◆ TASK DIRECTIONS ◆
Copy the records word for word, from the line containing "cell-title: Website design" through the line containing "cell-title: New customer", and nothing else.

◆ STORED RECORDS ◆

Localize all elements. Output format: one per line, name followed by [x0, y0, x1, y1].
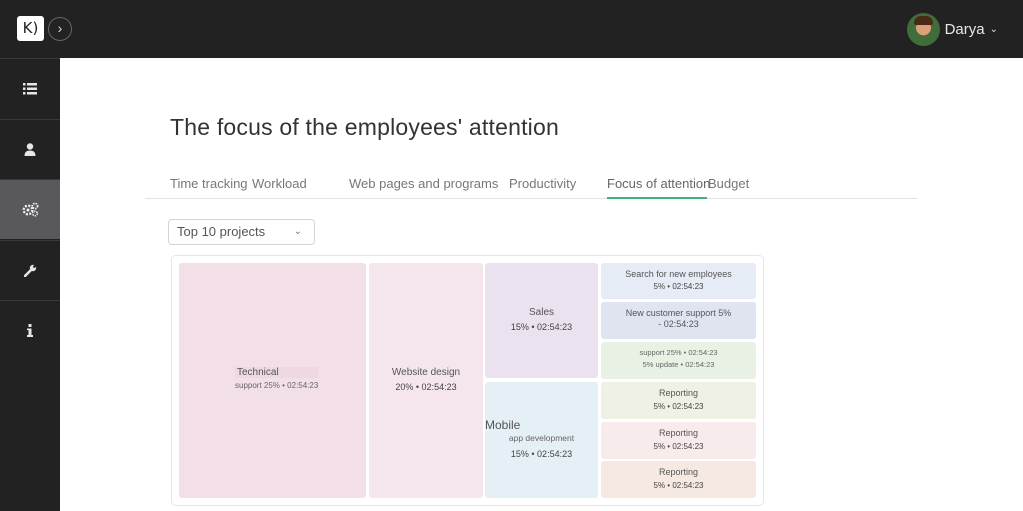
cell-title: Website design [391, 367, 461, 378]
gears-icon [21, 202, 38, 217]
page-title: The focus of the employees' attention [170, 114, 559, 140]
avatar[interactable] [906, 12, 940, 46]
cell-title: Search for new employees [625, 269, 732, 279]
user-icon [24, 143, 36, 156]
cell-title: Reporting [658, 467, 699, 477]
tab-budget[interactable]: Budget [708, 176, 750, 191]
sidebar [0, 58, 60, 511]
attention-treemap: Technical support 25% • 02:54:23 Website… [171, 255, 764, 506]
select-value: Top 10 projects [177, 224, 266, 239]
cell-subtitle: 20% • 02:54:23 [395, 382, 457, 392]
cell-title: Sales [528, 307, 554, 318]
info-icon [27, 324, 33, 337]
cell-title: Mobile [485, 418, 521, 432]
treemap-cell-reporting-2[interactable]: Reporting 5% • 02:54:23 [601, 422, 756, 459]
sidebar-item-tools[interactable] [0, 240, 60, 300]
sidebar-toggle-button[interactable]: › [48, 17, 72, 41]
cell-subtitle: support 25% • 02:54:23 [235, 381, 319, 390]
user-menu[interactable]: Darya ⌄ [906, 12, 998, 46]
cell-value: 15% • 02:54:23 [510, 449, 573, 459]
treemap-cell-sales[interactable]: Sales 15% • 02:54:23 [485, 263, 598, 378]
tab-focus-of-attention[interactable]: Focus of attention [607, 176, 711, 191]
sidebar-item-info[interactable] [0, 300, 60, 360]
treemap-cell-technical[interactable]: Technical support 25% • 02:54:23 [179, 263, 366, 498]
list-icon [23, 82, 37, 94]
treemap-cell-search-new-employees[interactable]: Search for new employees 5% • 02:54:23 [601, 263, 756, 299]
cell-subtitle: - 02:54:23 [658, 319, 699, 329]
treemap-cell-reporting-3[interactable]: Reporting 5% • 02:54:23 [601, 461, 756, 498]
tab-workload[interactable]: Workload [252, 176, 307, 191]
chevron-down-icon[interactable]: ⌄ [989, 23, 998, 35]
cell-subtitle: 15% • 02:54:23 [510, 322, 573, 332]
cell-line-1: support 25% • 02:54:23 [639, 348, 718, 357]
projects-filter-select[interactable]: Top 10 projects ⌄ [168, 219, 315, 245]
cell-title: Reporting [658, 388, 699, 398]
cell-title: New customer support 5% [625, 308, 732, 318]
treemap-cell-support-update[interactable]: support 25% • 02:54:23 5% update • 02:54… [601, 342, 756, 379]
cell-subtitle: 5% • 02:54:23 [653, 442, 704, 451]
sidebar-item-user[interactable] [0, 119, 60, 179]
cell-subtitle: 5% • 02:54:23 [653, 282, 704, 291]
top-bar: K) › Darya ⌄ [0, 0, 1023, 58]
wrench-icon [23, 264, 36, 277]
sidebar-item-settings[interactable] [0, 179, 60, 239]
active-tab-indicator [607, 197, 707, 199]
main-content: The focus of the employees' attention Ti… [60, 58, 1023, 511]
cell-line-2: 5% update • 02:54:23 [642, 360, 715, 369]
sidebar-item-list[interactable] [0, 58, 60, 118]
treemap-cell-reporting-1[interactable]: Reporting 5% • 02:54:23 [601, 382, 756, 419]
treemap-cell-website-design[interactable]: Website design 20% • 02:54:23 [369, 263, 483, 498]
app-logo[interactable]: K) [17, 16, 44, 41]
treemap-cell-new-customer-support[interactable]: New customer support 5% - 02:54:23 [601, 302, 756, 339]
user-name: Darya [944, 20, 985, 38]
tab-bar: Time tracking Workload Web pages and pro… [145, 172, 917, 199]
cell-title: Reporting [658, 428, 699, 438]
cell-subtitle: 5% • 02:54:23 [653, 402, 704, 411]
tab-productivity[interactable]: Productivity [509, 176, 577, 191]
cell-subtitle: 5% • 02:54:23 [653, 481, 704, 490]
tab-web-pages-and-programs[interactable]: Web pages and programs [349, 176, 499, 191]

◆ EXPECTED ANSWER ◆
cell-title: Website design [391, 367, 461, 378]
gears-icon [21, 202, 38, 217]
page-title: The focus of the employees' attention [170, 114, 559, 140]
avatar[interactable] [906, 12, 940, 46]
cell-title: Search for new employees [625, 269, 732, 279]
user-icon [24, 143, 36, 156]
cell-title: Reporting [658, 467, 699, 477]
tab-budget[interactable]: Budget [708, 176, 750, 191]
sidebar [0, 58, 60, 511]
attention-treemap: Technical support 25% • 02:54:23 Website… [171, 255, 764, 506]
select-value: Top 10 projects [177, 224, 266, 239]
cell-subtitle: 20% • 02:54:23 [395, 382, 457, 392]
cell-title: Sales [528, 307, 554, 318]
info-icon [27, 324, 33, 337]
cell-title: Mobile [485, 418, 521, 432]
treemap-cell-reporting-2[interactable]: Reporting 5% • 02:54:23 [601, 422, 756, 459]
sidebar-item-tools[interactable] [0, 240, 60, 300]
sidebar-toggle-button[interactable]: › [48, 17, 72, 41]
cell-subtitle: support 25% • 02:54:23 [235, 381, 319, 390]
user-menu[interactable]: Darya ⌄ [906, 12, 998, 46]
cell-value: 15% • 02:54:23 [510, 449, 573, 459]
treemap-cell-sales[interactable]: Sales 15% • 02:54:23 [485, 263, 598, 378]
tab-focus-of-attention[interactable]: Focus of attention [607, 176, 711, 191]
sidebar-item-info[interactable] [0, 300, 60, 360]
treemap-cell-technical[interactable]: Technical support 25% • 02:54:23 [179, 263, 366, 498]
list-icon [23, 82, 37, 94]
treemap-cell-search-new-employees[interactable]: Search for new employees 5% • 02:54:23 [601, 263, 756, 299]
cell-subtitle: - 02:54:23 [658, 319, 699, 329]
treemap-cell-reporting-3[interactable]: Reporting 5% • 02:54:23 [601, 461, 756, 498]
tab-workload[interactable]: Workload [252, 176, 307, 191]
chevron-down-icon[interactable]: ⌄ [989, 23, 998, 35]
cell-subtitle: 15% • 02:54:23 [510, 322, 573, 332]
cell-line-1: support 25% • 02:54:23 [639, 348, 718, 357]
projects-filter-select[interactable]: Top 10 projects ⌄ [168, 219, 315, 245]
cell-title: Reporting [658, 388, 699, 398]
cell-title: New customer support 5% [625, 308, 732, 318]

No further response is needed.